- **The request**
Where the word "nach" occurs in a line, return that line.

+++ Recorded data

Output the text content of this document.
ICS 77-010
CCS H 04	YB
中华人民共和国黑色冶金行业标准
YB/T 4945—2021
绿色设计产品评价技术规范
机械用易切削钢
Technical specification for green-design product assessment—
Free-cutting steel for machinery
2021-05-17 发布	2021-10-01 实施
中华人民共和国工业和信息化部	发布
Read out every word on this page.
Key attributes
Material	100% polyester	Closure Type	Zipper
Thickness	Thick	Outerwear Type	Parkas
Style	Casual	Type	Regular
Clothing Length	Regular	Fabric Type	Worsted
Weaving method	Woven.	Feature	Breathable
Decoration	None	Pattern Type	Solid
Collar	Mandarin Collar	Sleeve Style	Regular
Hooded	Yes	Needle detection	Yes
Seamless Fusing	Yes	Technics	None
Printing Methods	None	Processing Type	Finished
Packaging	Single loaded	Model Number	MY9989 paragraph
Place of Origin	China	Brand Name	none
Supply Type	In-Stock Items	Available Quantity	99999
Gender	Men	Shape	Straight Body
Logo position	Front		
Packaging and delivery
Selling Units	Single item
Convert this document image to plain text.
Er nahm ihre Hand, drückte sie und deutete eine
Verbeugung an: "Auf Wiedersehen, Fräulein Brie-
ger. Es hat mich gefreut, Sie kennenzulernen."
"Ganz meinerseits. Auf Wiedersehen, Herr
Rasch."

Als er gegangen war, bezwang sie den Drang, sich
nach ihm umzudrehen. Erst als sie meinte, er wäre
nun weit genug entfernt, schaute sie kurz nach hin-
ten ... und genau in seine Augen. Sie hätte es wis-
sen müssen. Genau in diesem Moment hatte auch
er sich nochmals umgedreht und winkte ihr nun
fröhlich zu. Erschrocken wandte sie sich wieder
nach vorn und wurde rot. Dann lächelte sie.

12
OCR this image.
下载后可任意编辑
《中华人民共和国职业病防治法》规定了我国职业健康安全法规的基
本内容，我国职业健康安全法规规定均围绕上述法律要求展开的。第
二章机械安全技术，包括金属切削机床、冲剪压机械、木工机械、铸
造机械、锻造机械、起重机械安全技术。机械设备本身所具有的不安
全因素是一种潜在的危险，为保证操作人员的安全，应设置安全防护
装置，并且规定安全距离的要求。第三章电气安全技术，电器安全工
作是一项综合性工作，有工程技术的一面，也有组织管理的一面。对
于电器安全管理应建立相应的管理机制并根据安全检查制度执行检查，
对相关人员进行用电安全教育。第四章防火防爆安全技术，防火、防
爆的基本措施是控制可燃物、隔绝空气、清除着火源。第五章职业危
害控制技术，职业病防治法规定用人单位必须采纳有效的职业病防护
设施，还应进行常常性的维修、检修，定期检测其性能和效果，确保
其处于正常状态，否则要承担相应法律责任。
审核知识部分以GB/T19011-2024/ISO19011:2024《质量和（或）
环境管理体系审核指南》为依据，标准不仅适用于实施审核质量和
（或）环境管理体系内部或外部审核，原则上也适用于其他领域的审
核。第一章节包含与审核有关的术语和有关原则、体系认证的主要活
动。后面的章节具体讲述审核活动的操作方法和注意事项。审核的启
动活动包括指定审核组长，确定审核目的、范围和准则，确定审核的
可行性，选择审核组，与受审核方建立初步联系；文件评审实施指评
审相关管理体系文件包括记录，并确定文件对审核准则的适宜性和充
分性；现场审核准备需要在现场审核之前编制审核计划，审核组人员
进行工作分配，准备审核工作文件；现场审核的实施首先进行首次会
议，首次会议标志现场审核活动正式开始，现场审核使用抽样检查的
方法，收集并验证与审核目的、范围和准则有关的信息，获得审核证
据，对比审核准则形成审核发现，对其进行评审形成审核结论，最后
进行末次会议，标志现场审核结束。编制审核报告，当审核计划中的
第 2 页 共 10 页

++++++

- **Result of this task**
nach ihm umzudrehen. Erst als sie meinte, er wäre
nun weit genug entfernt, schaute sie kurz nach hin-
nach vorn und wurde rot. Dann lächelte sie.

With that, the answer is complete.